Exclude the pictures and retype the entries as written.

▶ DATASET ENTRIES
"""
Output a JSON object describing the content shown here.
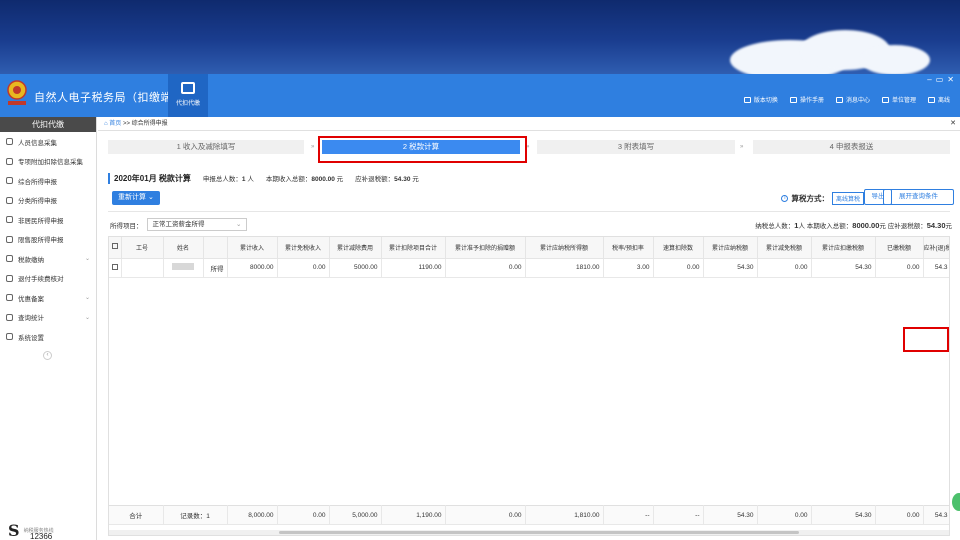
{
  "app": {
    "title": "自然人电子税务局（扣缴端）",
    "nav_tab": "代扣代缴",
    "tools": [
      "版本切换",
      "操作手册",
      "消息中心",
      "单位管理",
      "离线"
    ]
  },
  "sidebar": {
    "header": "代扣代缴",
    "items": [
      {
        "label": "人员信息采集",
        "arrow": ""
      },
      {
        "label": "专项附加扣除信息采集",
        "arrow": ""
      },
      {
        "label": "综合所得申报",
        "arrow": ""
      },
      {
        "label": "分类所得申报",
        "arrow": ""
      },
      {
        "label": "非居民所得申报",
        "arrow": ""
      },
      {
        "label": "限售股所得申报",
        "arrow": ""
      },
      {
        "label": "税款缴纳",
        "arrow": "⌄"
      },
      {
        "label": "退付手续费核对",
        "arrow": ""
      },
      {
        "label": "优惠备案",
        "arrow": "⌄"
      },
      {
        "label": "查询统计",
        "arrow": "⌄"
      },
      {
        "label": "系统设置",
        "arrow": ""
      }
    ],
    "hotline_label": "纳税服务热线",
    "hotline_number": "12366"
  },
  "breadcrumb": {
    "home": "首页",
    "sep": ">>",
    "current": "综合所得申报"
  },
  "steps": [
    {
      "label": "1 收入及减除填写",
      "active": false
    },
    {
      "label": "2 税款计算",
      "active": true
    },
    {
      "label": "3 附表填写",
      "active": false
    },
    {
      "label": "4 申报表报送",
      "active": false
    }
  ],
  "summary": {
    "period": "2020年01月  税款计算",
    "count_label": "申报总人数：",
    "count_value": "1",
    "count_unit": "人",
    "income_label": "本期收入总额：",
    "income_value": "8000.00",
    "income_unit": "元",
    "tax_label": "应补退税额：",
    "tax_value": "54.30",
    "tax_unit": "元"
  },
  "toolbar": {
    "recalc": "重新计算",
    "calc_mode_label": "算税方式：",
    "calc_mode_value": "离线算税",
    "export": "导出",
    "query": "展开查询条件"
  },
  "filter": {
    "label": "所得项目：",
    "value": "正常工资薪金所得"
  },
  "totals": {
    "text1": "纳税总人数：",
    "v1": "1",
    "u1": "人  本期收入总额：",
    "v2": "8000.00",
    "u2": "元  应补退税额：",
    "v3": "54.30",
    "u3": "元"
  },
  "table": {
    "headers": [
      "",
      "工号",
      "姓名",
      "",
      "累计收入",
      "累计免税收入",
      "累计减除费用",
      "累计扣除项目合计",
      "累计准予扣除的捐赠额",
      "累计应纳税所得额",
      "税率/预扣率",
      "速算扣除数",
      "累计应纳税额",
      "累计减免税额",
      "累计应扣缴税额",
      "已缴税额",
      "应补(退)税额"
    ],
    "row": [
      "",
      "",
      "",
      "所得",
      "8000.00",
      "0.00",
      "5000.00",
      "1190.00",
      "0.00",
      "1810.00",
      "3.00",
      "0.00",
      "54.30",
      "0.00",
      "54.30",
      "0.00",
      "54.3"
    ],
    "footer": [
      "合计",
      "记录数：1",
      "",
      "8,000.00",
      "0.00",
      "5,000.00",
      "1,190.00",
      "0.00",
      "1,810.00",
      "--",
      "--",
      "54.30",
      "0.00",
      "54.30",
      "0.00",
      "54.3"
    ]
  }
}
"""
▶ EXERCISE ANSWER
Output a JSON object describing the content shown here.
{
  "app": {
    "title": "自然人电子税务局（扣缴端）",
    "nav_tab": "代扣代缴",
    "tools": [
      "版本切换",
      "操作手册",
      "消息中心",
      "单位管理",
      "离线"
    ]
  },
  "sidebar": {
    "header": "代扣代缴",
    "items": [
      {
        "label": "人员信息采集",
        "arrow": ""
      },
      {
        "label": "专项附加扣除信息采集",
        "arrow": ""
      },
      {
        "label": "综合所得申报",
        "arrow": ""
      },
      {
        "label": "分类所得申报",
        "arrow": ""
      },
      {
        "label": "非居民所得申报",
        "arrow": ""
      },
      {
        "label": "限售股所得申报",
        "arrow": ""
      },
      {
        "label": "税款缴纳",
        "arrow": "⌄"
      },
      {
        "label": "退付手续费核对",
        "arrow": ""
      },
      {
        "label": "优惠备案",
        "arrow": "⌄"
      },
      {
        "label": "查询统计",
        "arrow": "⌄"
      },
      {
        "label": "系统设置",
        "arrow": ""
      }
    ],
    "hotline_label": "纳税服务热线",
    "hotline_number": "12366"
  },
  "breadcrumb": {
    "home": "首页",
    "sep": ">>",
    "current": "综合所得申报"
  },
  "steps": [
    {
      "label": "1 收入及减除填写",
      "active": false
    },
    {
      "label": "2 税款计算",
      "active": true
    },
    {
      "label": "3 附表填写",
      "active": false
    },
    {
      "label": "4 申报表报送",
      "active": false
    }
  ],
  "summary": {
    "period": "2020年01月  税款计算",
    "count_label": "申报总人数：",
    "count_value": "1",
    "count_unit": "人",
    "income_label": "本期收入总额：",
    "income_value": "8000.00",
    "income_unit": "元",
    "tax_label": "应补退税额：",
    "tax_value": "54.30",
    "tax_unit": "元"
  },
  "toolbar": {
    "recalc": "重新计算",
    "calc_mode_label": "算税方式：",
    "calc_mode_value": "离线算税",
    "export": "导出",
    "query": "展开查询条件"
  },
  "filter": {
    "label": "所得项目：",
    "value": "正常工资薪金所得"
  },
  "totals": {
    "text1": "纳税总人数：",
    "v1": "1",
    "u1": "人  本期收入总额：",
    "v2": "8000.00",
    "u2": "元  应补退税额：",
    "v3": "54.30",
    "u3": "元"
  },
  "table": {
    "headers": [
      "",
      "工号",
      "姓名",
      "",
      "累计收入",
      "累计免税收入",
      "累计减除费用",
      "累计扣除项目合计",
      "累计准予扣除的捐赠额",
      "累计应纳税所得额",
      "税率/预扣率",
      "速算扣除数",
      "累计应纳税额",
      "累计减免税额",
      "累计应扣缴税额",
      "已缴税额",
      "应补(退)税额"
    ],
    "row": [
      "",
      "",
      "",
      "所得",
      "8000.00",
      "0.00",
      "5000.00",
      "1190.00",
      "0.00",
      "1810.00",
      "3.00",
      "0.00",
      "54.30",
      "0.00",
      "54.30",
      "0.00",
      "54.3"
    ],
    "footer": [
      "合计",
      "记录数：1",
      "",
      "8,000.00",
      "0.00",
      "5,000.00",
      "1,190.00",
      "0.00",
      "1,810.00",
      "--",
      "--",
      "54.30",
      "0.00",
      "54.30",
      "0.00",
      "54.3"
    ]
  }
}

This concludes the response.